Dataset listings of figures
#####

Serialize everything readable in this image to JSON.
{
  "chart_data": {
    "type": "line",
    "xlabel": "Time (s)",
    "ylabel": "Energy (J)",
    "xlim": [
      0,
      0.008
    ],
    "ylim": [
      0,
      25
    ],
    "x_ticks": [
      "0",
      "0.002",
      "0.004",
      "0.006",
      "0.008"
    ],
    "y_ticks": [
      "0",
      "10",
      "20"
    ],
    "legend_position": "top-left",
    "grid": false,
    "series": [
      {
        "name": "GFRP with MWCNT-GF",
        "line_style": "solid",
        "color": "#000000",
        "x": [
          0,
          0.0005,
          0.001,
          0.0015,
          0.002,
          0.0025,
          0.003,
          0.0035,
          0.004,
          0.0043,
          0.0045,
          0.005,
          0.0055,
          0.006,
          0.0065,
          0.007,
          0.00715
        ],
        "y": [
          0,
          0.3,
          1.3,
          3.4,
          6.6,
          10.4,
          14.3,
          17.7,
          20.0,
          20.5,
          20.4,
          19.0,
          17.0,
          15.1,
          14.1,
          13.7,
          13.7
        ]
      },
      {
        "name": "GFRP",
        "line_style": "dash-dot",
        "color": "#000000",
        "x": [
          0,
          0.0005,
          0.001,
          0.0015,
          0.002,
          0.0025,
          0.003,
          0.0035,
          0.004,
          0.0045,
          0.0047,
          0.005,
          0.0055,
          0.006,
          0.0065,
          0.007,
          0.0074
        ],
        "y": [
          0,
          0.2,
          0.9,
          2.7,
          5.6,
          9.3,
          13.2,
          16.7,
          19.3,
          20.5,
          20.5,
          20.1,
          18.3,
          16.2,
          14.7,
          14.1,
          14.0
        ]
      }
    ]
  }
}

#####

Copy down the material exactly as written.

* **EXERCISE SOLUTION**:
Serialize everything readable in this image to JSON.
{
  "chart_data": {
    "type": "line",
    "xlabel": "Time (s)",
    "ylabel": "Energy (J)",
    "xlim": [
      0,
      0.008
    ],
    "ylim": [
      0,
      25
    ],
    "x_ticks": [
      "0",
      "0.002",
      "0.004",
      "0.006",
      "0.008"
    ],
    "y_ticks": [
      "0",
      "10",
      "20"
    ],
    "legend_position": "top-left",
    "grid": false,
    "series": [
      {
        "name": "GFRP with MWCNT-GF",
        "line_style": "solid",
        "color": "#000000",
        "x": [
          0,
          0.0005,
          0.001,
          0.0015,
          0.002,
          0.0025,
          0.003,
          0.0035,
          0.004,
          0.0043,
          0.0045,
          0.005,
          0.0055,
          0.006,
          0.0065,
          0.007,
          0.00715
        ],
        "y": [
          0,
          0.3,
          1.3,
          3.4,
          6.6,
          10.4,
          14.3,
          17.7,
          20.0,
          20.5,
          20.4,
          19.0,
          17.0,
          15.1,
          14.1,
          13.7,
          13.7
        ]
      },
      {
        "name": "GFRP",
        "line_style": "dash-dot",
        "color": "#000000",
        "x": [
          0,
          0.0005,
          0.001,
          0.0015,
          0.002,
          0.0025,
          0.003,
          0.0035,
          0.004,
          0.0045,
          0.0047,
          0.005,
          0.0055,
          0.006,
          0.0065,
          0.007,
          0.0074
        ],
        "y": [
          0,
          0.2,
          0.9,
          2.7,
          5.6,
          9.3,
          13.2,
          16.7,
          19.3,
          20.5,
          20.5,
          20.1,
          18.3,
          16.2,
          14.7,
          14.1,
          14.0
        ]
      }
    ]
  }
}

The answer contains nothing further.